Write out each line beneath this one exactly as it reads.

------

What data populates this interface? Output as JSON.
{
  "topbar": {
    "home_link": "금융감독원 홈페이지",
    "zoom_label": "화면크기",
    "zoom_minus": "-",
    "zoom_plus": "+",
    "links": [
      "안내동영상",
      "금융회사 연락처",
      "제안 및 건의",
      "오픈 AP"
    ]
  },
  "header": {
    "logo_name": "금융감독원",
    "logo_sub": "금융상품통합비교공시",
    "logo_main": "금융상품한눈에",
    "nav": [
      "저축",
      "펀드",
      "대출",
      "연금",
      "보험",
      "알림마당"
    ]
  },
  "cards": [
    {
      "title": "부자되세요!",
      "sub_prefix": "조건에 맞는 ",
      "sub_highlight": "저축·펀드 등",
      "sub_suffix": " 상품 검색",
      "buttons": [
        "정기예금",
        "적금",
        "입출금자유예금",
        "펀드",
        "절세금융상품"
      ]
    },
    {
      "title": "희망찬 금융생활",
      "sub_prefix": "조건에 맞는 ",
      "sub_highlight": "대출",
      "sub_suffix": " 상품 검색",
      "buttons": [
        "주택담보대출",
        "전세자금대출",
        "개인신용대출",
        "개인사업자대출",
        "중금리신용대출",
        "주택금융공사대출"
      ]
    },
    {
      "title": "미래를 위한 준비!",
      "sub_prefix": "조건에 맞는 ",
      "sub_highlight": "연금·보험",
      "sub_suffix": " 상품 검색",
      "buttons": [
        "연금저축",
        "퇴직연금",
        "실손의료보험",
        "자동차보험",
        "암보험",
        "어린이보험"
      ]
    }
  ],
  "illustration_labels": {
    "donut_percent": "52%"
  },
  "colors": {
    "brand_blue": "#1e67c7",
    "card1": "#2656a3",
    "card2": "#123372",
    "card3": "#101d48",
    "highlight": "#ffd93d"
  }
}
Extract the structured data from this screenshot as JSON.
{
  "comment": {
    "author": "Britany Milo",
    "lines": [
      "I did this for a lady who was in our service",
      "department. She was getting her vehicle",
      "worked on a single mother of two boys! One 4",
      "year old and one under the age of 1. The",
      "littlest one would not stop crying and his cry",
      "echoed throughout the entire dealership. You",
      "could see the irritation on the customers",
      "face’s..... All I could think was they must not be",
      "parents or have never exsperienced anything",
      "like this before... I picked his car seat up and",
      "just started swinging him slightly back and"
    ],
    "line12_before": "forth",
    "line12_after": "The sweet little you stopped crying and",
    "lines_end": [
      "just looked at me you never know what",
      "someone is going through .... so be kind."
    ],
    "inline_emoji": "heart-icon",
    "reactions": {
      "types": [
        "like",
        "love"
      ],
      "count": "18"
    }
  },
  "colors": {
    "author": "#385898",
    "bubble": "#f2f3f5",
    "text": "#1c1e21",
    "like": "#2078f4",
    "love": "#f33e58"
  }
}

------

■ EXERCISE RESULT
What data populates this interface? Output as JSON.
{
  "topbar": {
    "home_link": "금융감독원 홈페이지",
    "zoom_label": "화면크기",
    "zoom_minus": "-",
    "zoom_plus": "+",
    "links": [
      "안내동영상",
      "금융회사 연락처",
      "제안 및 건의",
      "오픈 AP"
    ]
  },
  "header": {
    "logo_name": "금융감독원",
    "logo_sub": "금융상품통합비교공시",
    "logo_main": "금융상품한눈에",
    "nav": [
      "저축",
      "펀드",
      "대출",
      "연금",
      "보험",
      "알림마당"
    ]
  },
  "cards": [
    {
      "title": "부자되세요!",
      "sub_prefix": "조건에 맞는 ",
      "sub_highlight": "저축·펀드 등",
      "sub_suffix": " 상품 검색",
      "buttons": [
        "정기예금",
        "적금",
        "입출금자유예금",
        "펀드",
        "절세금융상품"
      ]
    },
    {
      "title": "희망찬 금융생활",
      "sub_prefix": "조건에 맞는 ",
      "sub_highlight": "대출",
      "sub_suffix": " 상품 검색",
      "buttons": [
        "주택담보대출",
        "전세자금대출",
        "개인신용대출",
        "개인사업자대출",
        "중금리신용대출",
        "주택금융공사대출"
      ]
    },
    {
      "title": "미래를 위한 준비!",
      "sub_prefix": "조건에 맞는 ",
      "sub_highlight": "연금·보험",
      "sub_suffix": " 상품 검색",
      "buttons": [
        "연금저축",
        "퇴직연금",
        "실손의료보험",
        "자동차보험",
        "암보험",
        "어린이보험"
      ]
    }
  ],
  "illustration_labels": {
    "donut_percent": "52%"
  },
  "colors": {
    "brand_blue": "#1e67c7",
    "card1": "#2656a3",
    "card2": "#123372",
    "card3": "#101d48",
    "highlight": "#ffd93d"
  }
}
Extract the structured data from this screenshot as JSON.
{
  "comment": {
    "author": "Britany Milo",
    "lines": [
      "I did this for a lady who was in our service",
      "department. She was getting her vehicle",
      "worked on a single mother of two boys! One 4",
      "year old and one under the age of 1. The",
      "littlest one would not stop crying and his cry",
      "echoed throughout the entire dealership. You",
      "could see the irritation on the customers",
      "face’s..... All I could think was they must not be",
      "parents or have never exsperienced anything",
      "like this before... I picked his car seat up and",
      "just started swinging him slightly back and"
    ],
    "line12_before": "forth",
    "line12_after": "The sweet little you stopped crying and",
    "lines_end": [
      "just looked at me you never know what",
      "someone is going through .... so be kind."
    ],
    "inline_emoji": "heart-icon",
    "reactions": {
      "types": [
        "like",
        "love"
      ],
      "count": "18"
    }
  },
  "colors": {
    "author": "#385898",
    "bubble": "#f2f3f5",
    "text": "#1c1e21",
    "like": "#2078f4",
    "love": "#f33e58"
  }
}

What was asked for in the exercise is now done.